═══ Record list

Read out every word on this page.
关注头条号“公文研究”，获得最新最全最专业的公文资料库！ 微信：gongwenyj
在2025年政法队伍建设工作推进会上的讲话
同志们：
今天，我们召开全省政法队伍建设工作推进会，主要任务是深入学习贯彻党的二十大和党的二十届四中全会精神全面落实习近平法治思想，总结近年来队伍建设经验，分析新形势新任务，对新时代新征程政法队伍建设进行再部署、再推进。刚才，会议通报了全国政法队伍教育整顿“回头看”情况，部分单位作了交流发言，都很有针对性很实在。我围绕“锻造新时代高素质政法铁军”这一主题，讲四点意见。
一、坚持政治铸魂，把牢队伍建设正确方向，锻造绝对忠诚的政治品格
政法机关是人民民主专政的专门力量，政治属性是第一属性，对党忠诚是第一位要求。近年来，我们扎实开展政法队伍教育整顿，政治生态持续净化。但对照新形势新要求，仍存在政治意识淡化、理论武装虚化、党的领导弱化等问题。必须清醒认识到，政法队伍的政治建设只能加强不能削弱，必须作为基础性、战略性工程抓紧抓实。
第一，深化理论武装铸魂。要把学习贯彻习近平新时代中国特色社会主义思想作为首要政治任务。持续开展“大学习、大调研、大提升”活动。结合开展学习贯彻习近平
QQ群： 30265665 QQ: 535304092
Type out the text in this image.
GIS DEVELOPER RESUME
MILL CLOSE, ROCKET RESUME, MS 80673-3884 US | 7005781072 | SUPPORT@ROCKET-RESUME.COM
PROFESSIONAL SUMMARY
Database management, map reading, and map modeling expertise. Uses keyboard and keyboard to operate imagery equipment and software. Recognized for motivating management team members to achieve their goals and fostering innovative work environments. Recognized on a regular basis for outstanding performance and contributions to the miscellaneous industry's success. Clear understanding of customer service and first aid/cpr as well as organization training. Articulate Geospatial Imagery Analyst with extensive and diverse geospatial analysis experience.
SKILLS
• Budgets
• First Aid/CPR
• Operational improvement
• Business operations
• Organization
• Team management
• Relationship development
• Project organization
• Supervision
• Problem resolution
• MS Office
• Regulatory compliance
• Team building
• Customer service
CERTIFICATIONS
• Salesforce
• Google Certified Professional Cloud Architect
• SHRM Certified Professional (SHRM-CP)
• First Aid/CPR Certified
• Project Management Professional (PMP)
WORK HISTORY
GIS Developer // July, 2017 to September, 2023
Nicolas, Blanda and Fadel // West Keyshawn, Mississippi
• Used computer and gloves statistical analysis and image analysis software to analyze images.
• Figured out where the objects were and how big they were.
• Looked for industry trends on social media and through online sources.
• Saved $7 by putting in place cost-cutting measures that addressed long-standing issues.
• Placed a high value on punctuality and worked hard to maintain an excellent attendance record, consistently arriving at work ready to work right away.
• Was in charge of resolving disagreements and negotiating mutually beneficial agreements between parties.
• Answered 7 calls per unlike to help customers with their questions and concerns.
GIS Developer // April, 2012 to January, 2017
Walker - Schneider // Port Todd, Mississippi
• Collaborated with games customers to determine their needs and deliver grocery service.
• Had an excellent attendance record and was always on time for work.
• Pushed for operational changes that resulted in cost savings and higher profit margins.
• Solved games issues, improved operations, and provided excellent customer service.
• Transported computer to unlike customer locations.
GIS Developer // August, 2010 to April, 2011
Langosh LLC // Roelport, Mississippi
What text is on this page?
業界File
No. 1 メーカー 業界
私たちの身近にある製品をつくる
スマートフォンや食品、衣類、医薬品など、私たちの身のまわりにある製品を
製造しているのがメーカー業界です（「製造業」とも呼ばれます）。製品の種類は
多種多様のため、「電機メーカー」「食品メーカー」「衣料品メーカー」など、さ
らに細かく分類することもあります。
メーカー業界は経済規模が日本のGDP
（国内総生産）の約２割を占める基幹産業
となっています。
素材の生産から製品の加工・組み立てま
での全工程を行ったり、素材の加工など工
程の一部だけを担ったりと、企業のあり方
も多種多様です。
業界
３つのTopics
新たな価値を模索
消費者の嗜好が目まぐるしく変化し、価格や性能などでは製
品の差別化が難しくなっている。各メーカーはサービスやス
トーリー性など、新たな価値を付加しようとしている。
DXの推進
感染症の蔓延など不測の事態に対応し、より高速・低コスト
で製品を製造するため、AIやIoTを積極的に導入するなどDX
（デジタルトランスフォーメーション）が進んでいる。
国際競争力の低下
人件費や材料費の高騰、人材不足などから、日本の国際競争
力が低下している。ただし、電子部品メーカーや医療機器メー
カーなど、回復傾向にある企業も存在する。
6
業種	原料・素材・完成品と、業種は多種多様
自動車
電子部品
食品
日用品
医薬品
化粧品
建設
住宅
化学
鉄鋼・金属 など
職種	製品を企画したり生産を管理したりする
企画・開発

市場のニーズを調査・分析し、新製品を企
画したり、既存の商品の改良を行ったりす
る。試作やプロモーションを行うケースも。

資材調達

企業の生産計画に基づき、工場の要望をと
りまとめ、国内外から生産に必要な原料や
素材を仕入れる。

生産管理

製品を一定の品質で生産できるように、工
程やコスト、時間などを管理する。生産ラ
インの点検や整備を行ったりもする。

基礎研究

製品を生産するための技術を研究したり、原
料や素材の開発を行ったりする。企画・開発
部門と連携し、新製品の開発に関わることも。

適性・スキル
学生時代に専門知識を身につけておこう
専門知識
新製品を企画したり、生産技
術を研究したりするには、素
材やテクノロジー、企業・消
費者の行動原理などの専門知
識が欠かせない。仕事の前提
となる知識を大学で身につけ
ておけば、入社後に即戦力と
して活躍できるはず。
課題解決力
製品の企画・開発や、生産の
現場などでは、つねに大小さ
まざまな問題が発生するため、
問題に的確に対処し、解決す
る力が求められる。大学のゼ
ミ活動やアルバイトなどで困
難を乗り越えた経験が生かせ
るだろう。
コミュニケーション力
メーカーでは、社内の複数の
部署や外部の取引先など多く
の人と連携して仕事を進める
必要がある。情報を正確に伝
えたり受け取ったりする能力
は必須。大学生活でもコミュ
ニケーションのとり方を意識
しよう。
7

══════

## Task details
Take the lines from the one containing "What text is on this page?" to the last line of the material above and write them out exactly.

## Correct answer
What text is on this page?
業界File
No. 1 メーカー 業界
私たちの身近にある製品をつくる
スマートフォンや食品、衣類、医薬品など、私たちの身のまわりにある製品を
製造しているのがメーカー業界です（「製造業」とも呼ばれます）。製品の種類は
多種多様のため、「電機メーカー」「食品メーカー」「衣料品メーカー」など、さ
らに細かく分類することもあります。
メーカー業界は経済規模が日本のGDP
（国内総生産）の約２割を占める基幹産業
となっています。
素材の生産から製品の加工・組み立てま
での全工程を行ったり、素材の加工など工
程の一部だけを担ったりと、企業のあり方
も多種多様です。
業界
３つのTopics
新たな価値を模索
消費者の嗜好が目まぐるしく変化し、価格や性能などでは製
品の差別化が難しくなっている。各メーカーはサービスやス
トーリー性など、新たな価値を付加しようとしている。
DXの推進
感染症の蔓延など不測の事態に対応し、より高速・低コスト
で製品を製造するため、AIやIoTを積極的に導入するなどDX
（デジタルトランスフォーメーション）が進んでいる。
国際競争力の低下
人件費や材料費の高騰、人材不足などから、日本の国際競争
力が低下している。ただし、電子部品メーカーや医療機器メー
カーなど、回復傾向にある企業も存在する。
6
業種	原料・素材・完成品と、業種は多種多様
自動車
電子部品
食品
日用品
医薬品
化粧品
建設
住宅
化学
鉄鋼・金属 など
職種	製品を企画したり生産を管理したりする
企画・開発

市場のニーズを調査・分析し、新製品を企
画したり、既存の商品の改良を行ったりす
る。試作やプロモーションを行うケースも。

資材調達

企業の生産計画に基づき、工場の要望をと
りまとめ、国内外から生産に必要な原料や
素材を仕入れる。

生産管理

製品を一定の品質で生産できるように、工
程やコスト、時間などを管理する。生産ラ
インの点検や整備を行ったりもする。

基礎研究

製品を生産するための技術を研究したり、原
料や素材の開発を行ったりする。企画・開発
部門と連携し、新製品の開発に関わることも。

適性・スキル
学生時代に専門知識を身につけておこう
専門知識
新製品を企画したり、生産技
術を研究したりするには、素
材やテクノロジー、企業・消
費者の行動原理などの専門知
識が欠かせない。仕事の前提
となる知識を大学で身につけ
ておけば、入社後に即戦力と
して活躍できるはず。
課題解決力
製品の企画・開発や、生産の
現場などでは、つねに大小さ
まざまな問題が発生するため、
問題に的確に対処し、解決す
る力が求められる。大学のゼ
ミ活動やアルバイトなどで困
難を乗り越えた経験が生かせ
るだろう。
コミュニケーション力
メーカーでは、社内の複数の
部署や外部の取引先など多く
の人と連携して仕事を進める
必要がある。情報を正確に伝
えたり受け取ったりする能力
は必須。大学生活でもコミュ
ニケーションのとり方を意識
しよう。
7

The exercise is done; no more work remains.